# Directions
Pick out every line with the word "caption" and copy it.
==== Raw records
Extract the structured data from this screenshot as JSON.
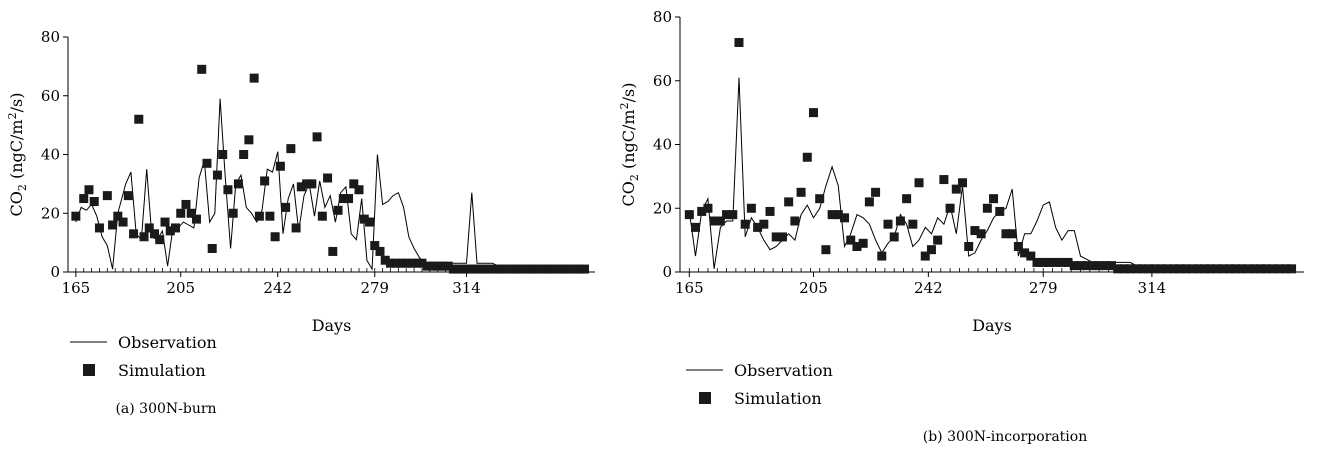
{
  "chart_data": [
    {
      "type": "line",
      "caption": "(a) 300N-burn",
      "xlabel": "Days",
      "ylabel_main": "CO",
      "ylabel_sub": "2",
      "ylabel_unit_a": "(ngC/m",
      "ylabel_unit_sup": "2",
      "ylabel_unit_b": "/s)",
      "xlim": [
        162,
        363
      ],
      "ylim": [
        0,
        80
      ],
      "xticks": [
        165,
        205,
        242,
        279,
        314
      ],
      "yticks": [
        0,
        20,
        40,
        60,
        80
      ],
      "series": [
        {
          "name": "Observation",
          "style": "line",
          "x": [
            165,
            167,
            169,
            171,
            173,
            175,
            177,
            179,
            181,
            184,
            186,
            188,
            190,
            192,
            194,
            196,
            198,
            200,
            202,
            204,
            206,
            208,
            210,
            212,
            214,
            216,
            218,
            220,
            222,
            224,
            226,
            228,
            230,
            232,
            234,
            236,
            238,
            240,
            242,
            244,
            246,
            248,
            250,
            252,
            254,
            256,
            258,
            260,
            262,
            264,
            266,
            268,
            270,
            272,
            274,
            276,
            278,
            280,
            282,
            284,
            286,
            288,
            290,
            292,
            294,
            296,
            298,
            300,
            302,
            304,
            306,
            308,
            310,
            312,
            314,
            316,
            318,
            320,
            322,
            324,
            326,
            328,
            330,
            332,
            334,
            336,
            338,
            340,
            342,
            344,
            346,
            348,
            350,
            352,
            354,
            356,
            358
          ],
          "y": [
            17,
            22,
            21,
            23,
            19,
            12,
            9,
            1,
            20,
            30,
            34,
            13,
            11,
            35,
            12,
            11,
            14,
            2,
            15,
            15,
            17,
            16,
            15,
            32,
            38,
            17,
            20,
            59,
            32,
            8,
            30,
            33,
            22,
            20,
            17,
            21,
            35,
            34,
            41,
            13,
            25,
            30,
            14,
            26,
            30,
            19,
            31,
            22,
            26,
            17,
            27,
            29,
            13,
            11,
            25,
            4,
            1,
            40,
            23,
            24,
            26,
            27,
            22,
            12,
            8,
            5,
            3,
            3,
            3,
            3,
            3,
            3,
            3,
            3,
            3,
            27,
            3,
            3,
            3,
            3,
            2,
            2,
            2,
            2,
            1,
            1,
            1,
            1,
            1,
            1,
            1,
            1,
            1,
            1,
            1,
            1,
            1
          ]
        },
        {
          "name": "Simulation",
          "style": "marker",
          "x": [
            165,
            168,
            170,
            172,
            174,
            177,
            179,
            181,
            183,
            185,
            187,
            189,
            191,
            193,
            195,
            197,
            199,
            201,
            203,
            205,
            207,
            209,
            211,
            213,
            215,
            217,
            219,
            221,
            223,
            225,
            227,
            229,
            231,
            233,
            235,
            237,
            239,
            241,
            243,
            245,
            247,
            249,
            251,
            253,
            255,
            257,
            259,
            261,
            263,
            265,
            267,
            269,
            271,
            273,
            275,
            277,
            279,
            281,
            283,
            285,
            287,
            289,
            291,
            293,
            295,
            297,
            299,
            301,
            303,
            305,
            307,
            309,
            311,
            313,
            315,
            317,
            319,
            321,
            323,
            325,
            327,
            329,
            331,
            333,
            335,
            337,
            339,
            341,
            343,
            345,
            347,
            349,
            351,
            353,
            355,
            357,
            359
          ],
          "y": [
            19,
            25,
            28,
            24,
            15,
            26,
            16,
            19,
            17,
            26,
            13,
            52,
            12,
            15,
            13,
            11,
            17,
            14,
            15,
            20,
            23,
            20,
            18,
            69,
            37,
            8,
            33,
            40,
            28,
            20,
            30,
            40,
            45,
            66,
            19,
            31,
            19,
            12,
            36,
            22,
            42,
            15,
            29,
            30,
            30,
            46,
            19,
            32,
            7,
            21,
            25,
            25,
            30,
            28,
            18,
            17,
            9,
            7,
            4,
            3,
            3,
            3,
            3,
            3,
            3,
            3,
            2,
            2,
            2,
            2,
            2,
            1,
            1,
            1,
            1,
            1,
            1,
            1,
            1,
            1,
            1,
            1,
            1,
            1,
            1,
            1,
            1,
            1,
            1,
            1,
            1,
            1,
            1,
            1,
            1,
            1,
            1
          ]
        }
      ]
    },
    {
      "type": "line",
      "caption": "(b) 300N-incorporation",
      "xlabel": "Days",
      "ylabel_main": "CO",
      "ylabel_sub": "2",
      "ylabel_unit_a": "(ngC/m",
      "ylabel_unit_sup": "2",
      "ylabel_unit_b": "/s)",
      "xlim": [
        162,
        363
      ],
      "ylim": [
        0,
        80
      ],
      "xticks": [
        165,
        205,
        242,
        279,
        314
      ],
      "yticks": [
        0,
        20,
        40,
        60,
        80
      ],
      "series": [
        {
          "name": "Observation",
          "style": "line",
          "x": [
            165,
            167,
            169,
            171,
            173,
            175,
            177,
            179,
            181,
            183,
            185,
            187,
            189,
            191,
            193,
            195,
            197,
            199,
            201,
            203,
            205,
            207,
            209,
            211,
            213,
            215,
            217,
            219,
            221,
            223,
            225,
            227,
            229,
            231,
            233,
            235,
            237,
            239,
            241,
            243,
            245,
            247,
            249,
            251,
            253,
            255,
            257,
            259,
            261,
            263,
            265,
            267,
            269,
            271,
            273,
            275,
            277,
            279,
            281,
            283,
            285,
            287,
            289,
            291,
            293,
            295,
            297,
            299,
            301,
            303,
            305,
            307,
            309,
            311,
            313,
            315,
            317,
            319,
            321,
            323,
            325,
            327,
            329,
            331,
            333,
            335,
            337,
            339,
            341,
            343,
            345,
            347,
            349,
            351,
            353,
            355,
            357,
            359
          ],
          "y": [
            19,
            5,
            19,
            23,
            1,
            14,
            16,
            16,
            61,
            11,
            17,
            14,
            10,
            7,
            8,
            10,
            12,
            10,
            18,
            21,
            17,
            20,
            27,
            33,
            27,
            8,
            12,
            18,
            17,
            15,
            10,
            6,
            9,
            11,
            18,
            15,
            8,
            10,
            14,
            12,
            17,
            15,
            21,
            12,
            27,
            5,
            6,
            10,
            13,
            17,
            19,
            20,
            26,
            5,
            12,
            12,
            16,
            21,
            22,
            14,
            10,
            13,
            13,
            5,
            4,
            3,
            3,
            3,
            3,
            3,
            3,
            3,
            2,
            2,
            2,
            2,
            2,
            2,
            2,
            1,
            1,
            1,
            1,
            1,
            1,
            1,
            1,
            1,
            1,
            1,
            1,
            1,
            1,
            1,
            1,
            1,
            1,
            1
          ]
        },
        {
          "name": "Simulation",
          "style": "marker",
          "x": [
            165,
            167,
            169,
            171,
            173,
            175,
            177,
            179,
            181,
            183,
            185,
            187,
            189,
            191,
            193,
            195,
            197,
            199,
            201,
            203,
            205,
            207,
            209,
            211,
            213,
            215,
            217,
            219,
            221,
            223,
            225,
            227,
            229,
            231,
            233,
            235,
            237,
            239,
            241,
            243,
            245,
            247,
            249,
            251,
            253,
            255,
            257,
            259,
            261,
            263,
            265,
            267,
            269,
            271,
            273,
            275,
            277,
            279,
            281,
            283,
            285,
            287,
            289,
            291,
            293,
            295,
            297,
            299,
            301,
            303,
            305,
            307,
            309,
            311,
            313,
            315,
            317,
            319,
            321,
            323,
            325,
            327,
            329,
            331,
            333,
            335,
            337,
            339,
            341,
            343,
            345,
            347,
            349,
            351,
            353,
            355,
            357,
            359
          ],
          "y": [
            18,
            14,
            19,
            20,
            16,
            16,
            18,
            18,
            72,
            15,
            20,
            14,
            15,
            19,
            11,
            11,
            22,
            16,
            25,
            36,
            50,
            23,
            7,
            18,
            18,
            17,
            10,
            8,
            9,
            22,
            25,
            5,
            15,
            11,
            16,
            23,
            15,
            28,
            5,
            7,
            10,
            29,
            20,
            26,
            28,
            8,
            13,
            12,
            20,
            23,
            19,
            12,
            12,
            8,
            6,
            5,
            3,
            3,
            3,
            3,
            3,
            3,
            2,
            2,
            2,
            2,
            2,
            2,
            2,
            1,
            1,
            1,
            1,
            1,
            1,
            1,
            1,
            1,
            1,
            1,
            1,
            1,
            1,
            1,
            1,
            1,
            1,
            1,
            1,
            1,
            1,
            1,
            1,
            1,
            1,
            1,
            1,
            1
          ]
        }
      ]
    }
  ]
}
========
==== Raw records
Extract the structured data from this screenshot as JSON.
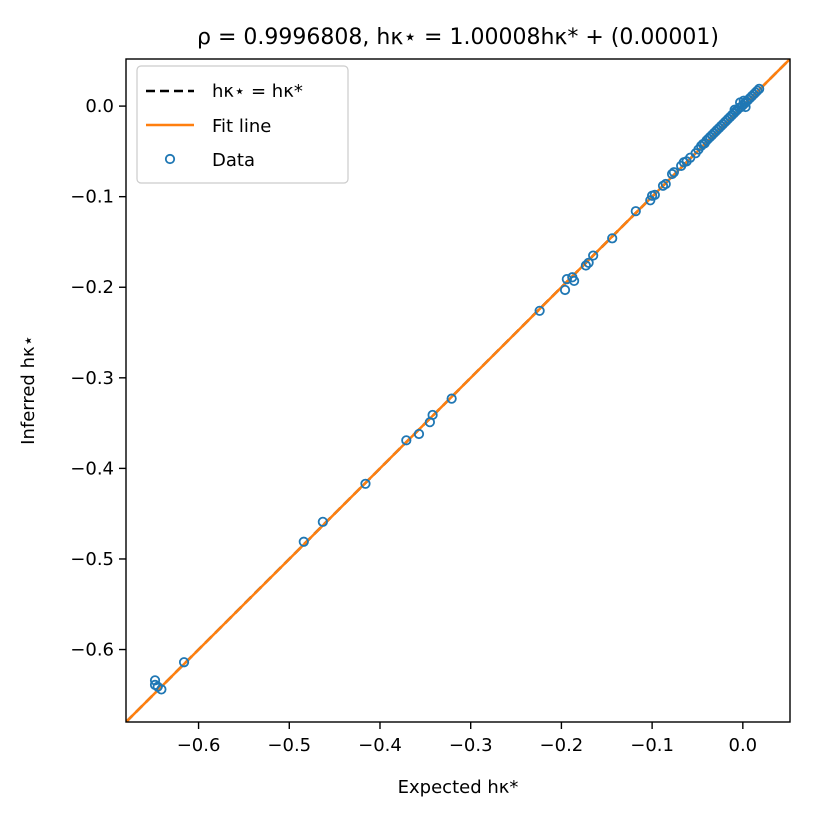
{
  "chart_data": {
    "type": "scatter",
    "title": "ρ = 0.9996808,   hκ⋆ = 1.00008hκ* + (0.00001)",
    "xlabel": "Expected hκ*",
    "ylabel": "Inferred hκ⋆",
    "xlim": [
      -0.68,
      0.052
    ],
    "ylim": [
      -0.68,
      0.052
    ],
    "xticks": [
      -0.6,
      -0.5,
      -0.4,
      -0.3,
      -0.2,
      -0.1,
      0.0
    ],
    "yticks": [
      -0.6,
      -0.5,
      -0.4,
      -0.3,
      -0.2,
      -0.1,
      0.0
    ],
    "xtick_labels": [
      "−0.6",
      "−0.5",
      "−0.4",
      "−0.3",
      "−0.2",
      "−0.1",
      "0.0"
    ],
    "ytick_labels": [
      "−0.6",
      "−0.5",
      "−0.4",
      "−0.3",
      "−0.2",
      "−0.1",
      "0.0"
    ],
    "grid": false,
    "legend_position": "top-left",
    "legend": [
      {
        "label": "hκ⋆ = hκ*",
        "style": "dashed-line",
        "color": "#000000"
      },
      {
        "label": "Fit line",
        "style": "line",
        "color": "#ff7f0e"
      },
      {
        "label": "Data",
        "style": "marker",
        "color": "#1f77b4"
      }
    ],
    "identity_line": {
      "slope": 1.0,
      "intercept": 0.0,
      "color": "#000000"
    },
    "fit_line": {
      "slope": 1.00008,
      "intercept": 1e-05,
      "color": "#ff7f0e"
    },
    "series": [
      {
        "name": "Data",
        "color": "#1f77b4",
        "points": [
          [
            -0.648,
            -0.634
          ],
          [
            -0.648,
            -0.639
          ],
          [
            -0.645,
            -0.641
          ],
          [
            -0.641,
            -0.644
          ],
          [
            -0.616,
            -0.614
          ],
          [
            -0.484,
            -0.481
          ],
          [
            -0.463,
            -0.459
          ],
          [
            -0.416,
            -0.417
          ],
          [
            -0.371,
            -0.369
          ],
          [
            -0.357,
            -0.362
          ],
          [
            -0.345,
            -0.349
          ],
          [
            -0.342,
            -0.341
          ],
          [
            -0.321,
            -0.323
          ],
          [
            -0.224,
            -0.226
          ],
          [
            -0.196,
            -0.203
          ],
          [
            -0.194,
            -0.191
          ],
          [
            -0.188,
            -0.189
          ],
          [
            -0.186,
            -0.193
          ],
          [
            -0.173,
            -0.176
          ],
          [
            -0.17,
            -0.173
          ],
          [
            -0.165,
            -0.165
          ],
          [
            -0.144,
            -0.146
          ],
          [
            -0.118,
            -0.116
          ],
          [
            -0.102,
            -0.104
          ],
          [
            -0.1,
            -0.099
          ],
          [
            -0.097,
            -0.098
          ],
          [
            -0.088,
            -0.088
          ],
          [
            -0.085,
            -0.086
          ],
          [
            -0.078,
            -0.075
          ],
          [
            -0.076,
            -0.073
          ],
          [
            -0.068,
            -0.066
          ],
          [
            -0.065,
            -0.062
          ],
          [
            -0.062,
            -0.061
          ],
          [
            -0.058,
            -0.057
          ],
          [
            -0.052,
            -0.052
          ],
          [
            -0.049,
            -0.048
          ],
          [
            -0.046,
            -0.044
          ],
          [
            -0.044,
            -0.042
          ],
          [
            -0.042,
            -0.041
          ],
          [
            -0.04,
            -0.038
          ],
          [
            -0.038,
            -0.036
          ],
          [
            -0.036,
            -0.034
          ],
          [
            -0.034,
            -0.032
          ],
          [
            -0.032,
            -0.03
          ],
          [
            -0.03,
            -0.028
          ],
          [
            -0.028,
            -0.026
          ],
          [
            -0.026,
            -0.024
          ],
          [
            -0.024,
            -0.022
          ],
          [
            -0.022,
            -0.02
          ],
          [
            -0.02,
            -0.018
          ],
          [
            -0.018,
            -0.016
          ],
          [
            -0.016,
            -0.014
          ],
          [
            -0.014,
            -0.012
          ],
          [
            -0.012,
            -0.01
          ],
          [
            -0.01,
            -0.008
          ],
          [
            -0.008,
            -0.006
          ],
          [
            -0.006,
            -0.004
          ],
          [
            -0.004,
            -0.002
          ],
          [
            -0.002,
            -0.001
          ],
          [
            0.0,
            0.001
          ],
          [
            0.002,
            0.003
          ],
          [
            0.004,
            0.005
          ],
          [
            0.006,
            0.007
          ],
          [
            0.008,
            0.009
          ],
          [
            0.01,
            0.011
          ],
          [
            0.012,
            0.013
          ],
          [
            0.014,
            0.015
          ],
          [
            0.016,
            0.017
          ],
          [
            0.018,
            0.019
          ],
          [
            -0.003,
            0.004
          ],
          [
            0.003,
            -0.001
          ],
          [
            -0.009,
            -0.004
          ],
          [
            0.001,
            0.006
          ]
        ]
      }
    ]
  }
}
========
# Final answer
      "caption": "(a) 300N-burn",
      "caption": "(b) 300N-incorporation",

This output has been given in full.